[Start Excerpted data]
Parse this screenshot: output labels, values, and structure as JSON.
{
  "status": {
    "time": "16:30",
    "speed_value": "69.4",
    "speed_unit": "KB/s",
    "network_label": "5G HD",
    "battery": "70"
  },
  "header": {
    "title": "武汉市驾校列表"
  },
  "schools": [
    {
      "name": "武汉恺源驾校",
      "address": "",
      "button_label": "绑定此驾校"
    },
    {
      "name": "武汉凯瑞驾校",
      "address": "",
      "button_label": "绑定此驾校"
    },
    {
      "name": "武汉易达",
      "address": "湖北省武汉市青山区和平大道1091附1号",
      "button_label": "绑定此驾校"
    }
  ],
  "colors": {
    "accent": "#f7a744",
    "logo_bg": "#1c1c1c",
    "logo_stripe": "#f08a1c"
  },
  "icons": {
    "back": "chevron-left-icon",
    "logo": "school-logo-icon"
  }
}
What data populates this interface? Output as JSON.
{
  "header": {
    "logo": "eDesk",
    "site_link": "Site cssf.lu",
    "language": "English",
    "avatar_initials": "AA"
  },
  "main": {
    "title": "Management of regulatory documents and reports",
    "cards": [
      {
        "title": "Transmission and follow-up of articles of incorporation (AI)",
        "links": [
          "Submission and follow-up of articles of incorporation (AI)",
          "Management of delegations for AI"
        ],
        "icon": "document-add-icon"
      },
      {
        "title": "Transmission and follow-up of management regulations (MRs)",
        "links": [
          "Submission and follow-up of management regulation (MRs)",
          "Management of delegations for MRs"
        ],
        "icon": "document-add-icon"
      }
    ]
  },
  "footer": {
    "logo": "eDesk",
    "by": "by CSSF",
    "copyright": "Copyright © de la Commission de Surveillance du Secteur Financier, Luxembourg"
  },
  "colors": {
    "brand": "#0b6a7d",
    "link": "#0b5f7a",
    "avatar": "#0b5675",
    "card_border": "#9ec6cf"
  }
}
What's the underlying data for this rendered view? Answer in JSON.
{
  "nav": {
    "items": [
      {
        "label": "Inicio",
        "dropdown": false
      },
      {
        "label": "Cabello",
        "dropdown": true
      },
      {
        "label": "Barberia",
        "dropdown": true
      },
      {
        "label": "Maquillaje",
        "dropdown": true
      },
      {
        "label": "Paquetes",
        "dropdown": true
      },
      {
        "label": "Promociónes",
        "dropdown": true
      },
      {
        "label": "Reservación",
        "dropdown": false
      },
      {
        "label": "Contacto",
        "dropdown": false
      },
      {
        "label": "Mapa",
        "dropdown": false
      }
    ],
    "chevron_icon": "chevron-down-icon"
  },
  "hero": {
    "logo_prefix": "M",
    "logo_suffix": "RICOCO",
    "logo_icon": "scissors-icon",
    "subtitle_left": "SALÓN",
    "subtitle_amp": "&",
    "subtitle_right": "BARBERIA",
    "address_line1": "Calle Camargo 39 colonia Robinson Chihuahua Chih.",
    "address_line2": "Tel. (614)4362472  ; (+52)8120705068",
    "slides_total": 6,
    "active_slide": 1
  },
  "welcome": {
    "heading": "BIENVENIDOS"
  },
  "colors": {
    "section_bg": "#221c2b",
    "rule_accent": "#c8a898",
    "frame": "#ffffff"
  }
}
[End Excerpted data]
Set down all of the entries exactly, please.

> Exercise result:
Parse this screenshot: output labels, values, and structure as JSON.
{
  "status": {
    "time": "16:30",
    "speed_value": "69.4",
    "speed_unit": "KB/s",
    "network_label": "5G HD",
    "battery": "70"
  },
  "header": {
    "title": "武汉市驾校列表"
  },
  "schools": [
    {
      "name": "武汉恺源驾校",
      "address": "",
      "button_label": "绑定此驾校"
    },
    {
      "name": "武汉凯瑞驾校",
      "address": "",
      "button_label": "绑定此驾校"
    },
    {
      "name": "武汉易达",
      "address": "湖北省武汉市青山区和平大道1091附1号",
      "button_label": "绑定此驾校"
    }
  ],
  "colors": {
    "accent": "#f7a744",
    "logo_bg": "#1c1c1c",
    "logo_stripe": "#f08a1c"
  },
  "icons": {
    "back": "chevron-left-icon",
    "logo": "school-logo-icon"
  }
}
What data populates this interface? Output as JSON.
{
  "header": {
    "logo": "eDesk",
    "site_link": "Site cssf.lu",
    "language": "English",
    "avatar_initials": "AA"
  },
  "main": {
    "title": "Management of regulatory documents and reports",
    "cards": [
      {
        "title": "Transmission and follow-up of articles of incorporation (AI)",
        "links": [
          "Submission and follow-up of articles of incorporation (AI)",
          "Management of delegations for AI"
        ],
        "icon": "document-add-icon"
      },
      {
        "title": "Transmission and follow-up of management regulations (MRs)",
        "links": [
          "Submission and follow-up of management regulation (MRs)",
          "Management of delegations for MRs"
        ],
        "icon": "document-add-icon"
      }
    ]
  },
  "footer": {
    "logo": "eDesk",
    "by": "by CSSF",
    "copyright": "Copyright © de la Commission de Surveillance du Secteur Financier, Luxembourg"
  },
  "colors": {
    "brand": "#0b6a7d",
    "link": "#0b5f7a",
    "avatar": "#0b5675",
    "card_border": "#9ec6cf"
  }
}
What's the underlying data for this rendered view? Answer in JSON.
{
  "nav": {
    "items": [
      {
        "label": "Inicio",
        "dropdown": false
      },
      {
        "label": "Cabello",
        "dropdown": true
      },
      {
        "label": "Barberia",
        "dropdown": true
      },
      {
        "label": "Maquillaje",
        "dropdown": true
      },
      {
        "label": "Paquetes",
        "dropdown": true
      },
      {
        "label": "Promociónes",
        "dropdown": true
      },
      {
        "label": "Reservación",
        "dropdown": false
      },
      {
        "label": "Contacto",
        "dropdown": false
      },
      {
        "label": "Mapa",
        "dropdown": false
      }
    ],
    "chevron_icon": "chevron-down-icon"
  },
  "hero": {
    "logo_prefix": "M",
    "logo_suffix": "RICOCO",
    "logo_icon": "scissors-icon",
    "subtitle_left": "SALÓN",
    "subtitle_amp": "&",
    "subtitle_right": "BARBERIA",
    "address_line1": "Calle Camargo 39 colonia Robinson Chihuahua Chih.",
    "address_line2": "Tel. (614)4362472  ; (+52)8120705068",
    "slides_total": 6,
    "active_slide": 1
  },
  "welcome": {
    "heading": "BIENVENIDOS"
  },
  "colors": {
    "section_bg": "#221c2b",
    "rule_accent": "#c8a898",
    "frame": "#ffffff"
  }
}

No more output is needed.